- Short exercise a
In the first of the entries below, rewrite the lines from the one with "bar (885, 287, 937, 527)" up to and including the one with "gridline (60, 397, 1177, 399)" as a Markdown table with the columns Row and Line, giving each line a row number and leaving out blank lines.

- Selected extract
• • • •
Trachtenberg, David J., Is There A (New) Strategic Arms Race?, No. 464, August 5, 2020

David J. Trachtenberg
David J. Trachtenberg is Vice President of the National Institute for Public Policy.  Previously, he served as Deputy Under Secretary of Defense for Policy from 2017-2019. 

In a series of excellent analyses in the 1970s, strategist Albert Wohlstetter challenged the conventional wisdom that the United States was the leading cause of an arms race with the Soviet Union.[1]  Through a detailed empirical analysis of arms racing dynamics, Wohlstetter demonstrated that the United States was not the instigator of an arms race with the USSR.  Likewise, Colin Gray, in several seminal publications, described how arms competitions are fueled by a plethora of unique national considerations.[2]  They are not simply automatic reactions to the actions of others.  It appears these lessons need to be relearned today.

In recent weeks, critics of the Trump Administration have been hyperventilating over assertions that the United States is instigating a new arms race with Russia.  These critics assert that U.S. actions will invariably result in similar and dangerous Russian reactions that will jeopardize the security of the nation and, in fact, the world.  The U.S. actions that will be responsible for triggering this impending disaster vary depending on the critic, but they generally include efforts to modernize the nation’s aging nuclear deterrent, the perceived dismemberment of Cold War arms control regimes, and the possibility of a resumption of U.S. nuclear testing.

The battle cry of today’s critics mimics the assertions of those in previous decades who predicted that U.S. actions to fortify its strategic deterrent against adversary threats would be counterproductive and spark an arms race.  Moreover, the corollary argument that U.S. strategic restraint would engender similar restraint on the part of opponents was also proffered as a rationalization for U.S. inaction.[3]  In reality, neither the action-reaction nor inaction-inaction models accurately reflect the historical record.  Wohlstetter and Gray demonstrated this in the 1970s and their analyses have stood the test of time.

The notion of an uncontrollable action-reaction arms race predates the birth of the nuclear age.  For example, by the end of the 19th century, Great Britain was the world’s dominant sea power, but that dominance was under siege as continental powers challenged Britain for naval supremacy.  Germany, most notably, began to build battleships to assert its own naval dominance.  By the early 1900s, Britain’s seafaring stature—patriotically embodied in the song, “Rule, Britannia!  Britannia, rule the waves!”—was on the wane, with some in Britain conceding that “we have lost our [naval] superiority and are distinctly dropping to the rear.”[4]

While British leaders debated how best to respond, some warned of the consequences of starting a naval arms race with Germany, calling concern over Germany’s arming “naval scare-mongering.”[5]  Consequently, Britain scaled back its naval armaments program.  Yet Britain’s restraint was not matched by Germany—quite the opposite, as Germany increased its warship production—demonstrating that inaction by one party does not necessarily lead to similar inaction on the part of others.  In this case, Germany’s actions helped fuel a quest for supremacy that led to the first truly global conflict of the 20th century— “the war to end all wars”—in 1914.
• • • •
- Short exercise b
According to the article on the strategic arms race, what position did David J. Trachtenberg hold from 2017 to 2019?
• • • •
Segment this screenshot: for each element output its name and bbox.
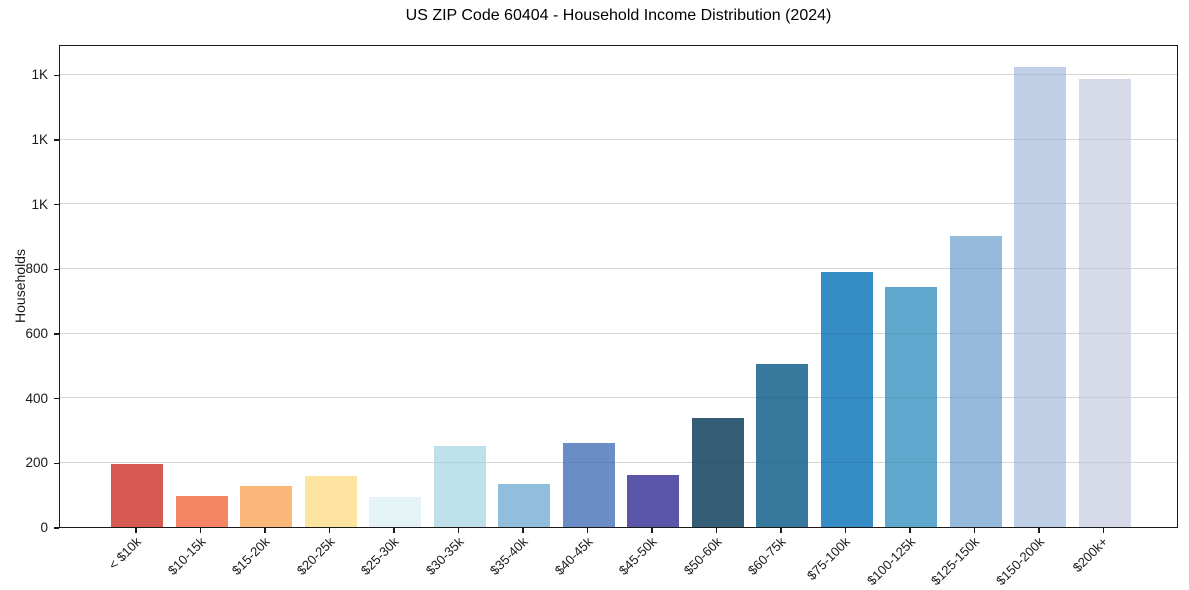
bar (885, 287, 937, 527)
gridline (60, 461, 1177, 463)
y-tick-mark (54, 268, 59, 270)
y-tick-label: 1K (31, 132, 48, 148)
x-tick-mark (651, 528, 653, 533)
gridline (60, 73, 1177, 75)
gridline (60, 332, 1177, 334)
x-tick-label: $20-25k (293, 534, 338, 578)
bar (1014, 67, 1066, 527)
y-tick-mark (54, 74, 59, 77)
x-tick-label: $35-40k (486, 534, 531, 578)
x-tick-label: $40-45k (551, 534, 596, 578)
gridline (60, 397, 1177, 399)
y-tick-label: 600 (25, 326, 48, 342)
gridline-overlay (60, 332, 1177, 334)
bar (111, 464, 163, 527)
gridline-overlay (60, 138, 1177, 140)
y-tick-mark (54, 333, 59, 335)
bar (627, 474, 679, 527)
y-tick-label: 200 (25, 455, 48, 471)
bar (304, 475, 357, 527)
bar (820, 272, 873, 527)
y-tick-mark (54, 398, 59, 400)
x-tick-label: $45-50k (615, 534, 660, 578)
gridline-overlay (60, 203, 1177, 205)
x-tick-mark (135, 528, 137, 533)
x-tick-mark (264, 528, 266, 533)
x-tick-label: < $10k (105, 534, 144, 573)
x-tick-mark (909, 528, 911, 533)
bar (1078, 78, 1131, 527)
x-tick-label: $50-60k (680, 534, 725, 578)
x-tick-label: $60-75k (744, 534, 789, 578)
plot-area (59, 45, 1178, 528)
x-tick-label: $100-125k (863, 534, 918, 589)
bar (175, 496, 228, 527)
x-tick-mark (780, 528, 782, 533)
bar (240, 485, 292, 527)
x-tick-mark (586, 528, 589, 533)
y-tick-label: 400 (25, 390, 48, 406)
x-tick-label: $25-30k (357, 534, 402, 578)
x-tick-label: $15-20k (228, 534, 273, 578)
bar (949, 236, 1002, 527)
x-tick-label: $75-100k (804, 534, 854, 583)
x-tick-mark (973, 528, 976, 533)
x-tick-mark (715, 528, 718, 533)
y-tick-label: 1K (31, 196, 48, 212)
y-tick-label: 1K (31, 67, 48, 83)
x-tick-mark (328, 528, 331, 533)
gridline-overlay (60, 397, 1177, 399)
x-tick-mark (1038, 528, 1040, 533)
bar (691, 418, 744, 527)
bar (498, 484, 550, 527)
x-tick-label: $30-35k (422, 534, 467, 578)
y-tick-mark (54, 527, 59, 529)
y-tick-mark (54, 204, 59, 206)
gridline-overlay (60, 73, 1177, 75)
x-tick-mark (393, 528, 395, 533)
y-tick-mark (54, 462, 59, 464)
bar (369, 497, 421, 527)
y-tick-mark (54, 139, 59, 141)
x-tick-mark (199, 528, 202, 533)
x-tick-mark (522, 528, 524, 533)
gridline (60, 203, 1177, 205)
gridline (60, 138, 1177, 140)
x-tick-mark (457, 528, 460, 533)
bar (756, 364, 808, 527)
x-tick-mark (1102, 528, 1105, 533)
x-tick-mark (844, 528, 847, 533)
chart-title: US ZIP Code 60404 - Household Income Dis… (405, 7, 832, 24)
x-tick-label: $10-15k (164, 534, 209, 578)
y-tick-label: 800 (25, 261, 48, 277)
gridline-overlay (60, 461, 1177, 463)
bar (433, 446, 486, 527)
y-tick-label: 0 (40, 520, 48, 535)
bar (562, 442, 615, 527)
x-tick-label: $125-150k (928, 534, 983, 589)
x-tick-label: $150-200k (992, 534, 1047, 589)
x-tick-label: $200k+ (1070, 534, 1112, 576)
gridline (60, 267, 1177, 269)
gridline-overlay (60, 267, 1177, 269)
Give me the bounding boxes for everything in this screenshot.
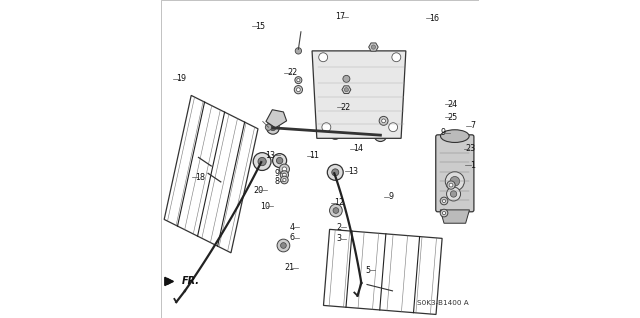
• • • •
- Task response a
| Row | Line |
|---|---|
| 1 | bar (885, 287, 937, 527) |
| 2 | gridline (60, 461, 1177, 463) |
| 3 | y-tick-mark (54, 268, 59, 270) |
| 4 | y-tick-label: 1K (31, 132, 48, 148) |
| 5 | x-tick-mark (651, 528, 653, 533) |
| 6 | gridline (60, 73, 1177, 75) |
| 7 | gridline (60, 332, 1177, 334) |
| 8 | x-tick-label: $20-25k (293, 534, 338, 578) |
| 9 | bar (1014, 67, 1066, 527) |
| 10 | y-tick-mark (54, 74, 59, 77) |
| 11 | x-tick-label: $35-40k (486, 534, 531, 578) |
| 12 | x-tick-label: $40-45k (551, 534, 596, 578) |
| 13 | gridline (60, 397, 1177, 399) |

- Task response b
Deputy Under Secretary of Defense for Policy.